- [Exercise aim] Each record beneath this line should be returned exactly as it is.

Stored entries

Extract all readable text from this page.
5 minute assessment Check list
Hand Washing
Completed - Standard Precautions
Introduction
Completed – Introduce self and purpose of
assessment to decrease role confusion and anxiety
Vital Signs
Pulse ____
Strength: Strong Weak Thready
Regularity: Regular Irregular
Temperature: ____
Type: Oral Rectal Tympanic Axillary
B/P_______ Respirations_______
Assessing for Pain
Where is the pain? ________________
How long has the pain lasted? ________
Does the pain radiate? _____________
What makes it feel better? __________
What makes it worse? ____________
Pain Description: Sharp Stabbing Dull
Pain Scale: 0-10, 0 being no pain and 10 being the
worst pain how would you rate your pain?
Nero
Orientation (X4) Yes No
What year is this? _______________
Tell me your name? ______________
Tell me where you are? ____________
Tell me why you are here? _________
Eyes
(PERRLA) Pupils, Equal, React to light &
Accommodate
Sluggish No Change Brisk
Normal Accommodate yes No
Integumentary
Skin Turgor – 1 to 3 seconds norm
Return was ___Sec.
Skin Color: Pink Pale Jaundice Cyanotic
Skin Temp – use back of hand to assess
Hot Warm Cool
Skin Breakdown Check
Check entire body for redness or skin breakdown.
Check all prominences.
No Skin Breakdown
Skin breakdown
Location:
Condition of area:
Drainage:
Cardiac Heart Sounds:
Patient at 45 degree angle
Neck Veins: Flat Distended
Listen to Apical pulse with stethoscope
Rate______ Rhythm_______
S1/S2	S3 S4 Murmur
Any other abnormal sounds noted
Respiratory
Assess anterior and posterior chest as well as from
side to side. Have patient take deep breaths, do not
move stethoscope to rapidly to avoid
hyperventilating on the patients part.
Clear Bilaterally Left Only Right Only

- [Solution]
Extract all readable text from this page.
5 minute assessment Check list
Hand Washing
Completed - Standard Precautions
Introduction
Completed – Introduce self and purpose of
assessment to decrease role confusion and anxiety
Vital Signs
Pulse ____
Strength: Strong Weak Thready
Regularity: Regular Irregular
Temperature: ____
Type: Oral Rectal Tympanic Axillary
B/P_______ Respirations_______
Assessing for Pain
Where is the pain? ________________
How long has the pain lasted? ________
Does the pain radiate? _____________
What makes it feel better? __________
What makes it worse? ____________
Pain Description: Sharp Stabbing Dull
Pain Scale: 0-10, 0 being no pain and 10 being the
worst pain how would you rate your pain?
Nero
Orientation (X4) Yes No
What year is this? _______________
Tell me your name? ______________
Tell me where you are? ____________
Tell me why you are here? _________
Eyes
(PERRLA) Pupils, Equal, React to light &
Accommodate
Sluggish No Change Brisk
Normal Accommodate yes No
Integumentary
Skin Turgor – 1 to 3 seconds norm
Return was ___Sec.
Skin Color: Pink Pale Jaundice Cyanotic
Skin Temp – use back of hand to assess
Hot Warm Cool
Skin Breakdown Check
Check entire body for redness or skin breakdown.
Check all prominences.
No Skin Breakdown
Skin breakdown
Location:
Condition of area:
Drainage:
Cardiac Heart Sounds:
Patient at 45 degree angle
Neck Veins: Flat Distended
Listen to Apical pulse with stethoscope
Rate______ Rhythm_______
S1/S2	S3 S4 Murmur
Any other abnormal sounds noted
Respiratory
Assess anterior and posterior chest as well as from
side to side. Have patient take deep breaths, do not
move stethoscope to rapidly to avoid
hyperventilating on the patients part.
Clear Bilaterally Left Only Right Only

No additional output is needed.